Dataset entries
══════════════════════════════

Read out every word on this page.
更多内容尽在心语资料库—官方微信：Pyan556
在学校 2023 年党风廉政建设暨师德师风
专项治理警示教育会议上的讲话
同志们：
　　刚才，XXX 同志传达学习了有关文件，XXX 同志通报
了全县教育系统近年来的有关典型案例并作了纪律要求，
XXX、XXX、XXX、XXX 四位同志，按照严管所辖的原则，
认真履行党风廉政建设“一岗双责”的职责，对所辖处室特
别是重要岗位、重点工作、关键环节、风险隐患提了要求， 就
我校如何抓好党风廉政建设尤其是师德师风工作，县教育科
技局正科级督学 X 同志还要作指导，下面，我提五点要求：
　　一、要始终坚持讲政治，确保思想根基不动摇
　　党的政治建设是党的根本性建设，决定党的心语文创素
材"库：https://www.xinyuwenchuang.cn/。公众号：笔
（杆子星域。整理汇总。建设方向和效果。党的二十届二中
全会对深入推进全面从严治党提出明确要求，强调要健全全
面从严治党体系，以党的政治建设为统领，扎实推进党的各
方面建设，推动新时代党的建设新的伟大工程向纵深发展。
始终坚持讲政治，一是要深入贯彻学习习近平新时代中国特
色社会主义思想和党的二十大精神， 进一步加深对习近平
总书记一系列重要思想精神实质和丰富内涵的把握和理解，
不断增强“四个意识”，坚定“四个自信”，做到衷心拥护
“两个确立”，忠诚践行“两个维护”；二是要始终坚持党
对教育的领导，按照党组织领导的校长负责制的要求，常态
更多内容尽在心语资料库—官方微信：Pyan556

══════════════════════════════

* [PROBLEM TO WORK ON]:
Reproduce the material above without altering a single character.

* [FINISHED EXERCISE]:
Read out every word on this page.
更多内容尽在心语资料库—官方微信：Pyan556
在学校 2023 年党风廉政建设暨师德师风
专项治理警示教育会议上的讲话
同志们：
　　刚才，XXX 同志传达学习了有关文件，XXX 同志通报
了全县教育系统近年来的有关典型案例并作了纪律要求，
XXX、XXX、XXX、XXX 四位同志，按照严管所辖的原则，
认真履行党风廉政建设“一岗双责”的职责，对所辖处室特
别是重要岗位、重点工作、关键环节、风险隐患提了要求， 就
我校如何抓好党风廉政建设尤其是师德师风工作，县教育科
技局正科级督学 X 同志还要作指导，下面，我提五点要求：
　　一、要始终坚持讲政治，确保思想根基不动摇
　　党的政治建设是党的根本性建设，决定党的心语文创素
材"库：https://www.xinyuwenchuang.cn/。公众号：笔
（杆子星域。整理汇总。建设方向和效果。党的二十届二中
全会对深入推进全面从严治党提出明确要求，强调要健全全
面从严治党体系，以党的政治建设为统领，扎实推进党的各
方面建设，推动新时代党的建设新的伟大工程向纵深发展。
始终坚持讲政治，一是要深入贯彻学习习近平新时代中国特
色社会主义思想和党的二十大精神， 进一步加深对习近平
总书记一系列重要思想精神实质和丰富内涵的把握和理解，
不断增强“四个意识”，坚定“四个自信”，做到衷心拥护
“两个确立”，忠诚践行“两个维护”；二是要始终坚持党
对教育的领导，按照党组织领导的校长负责制的要求，常态
更多内容尽在心语资料库—官方微信：Pyan556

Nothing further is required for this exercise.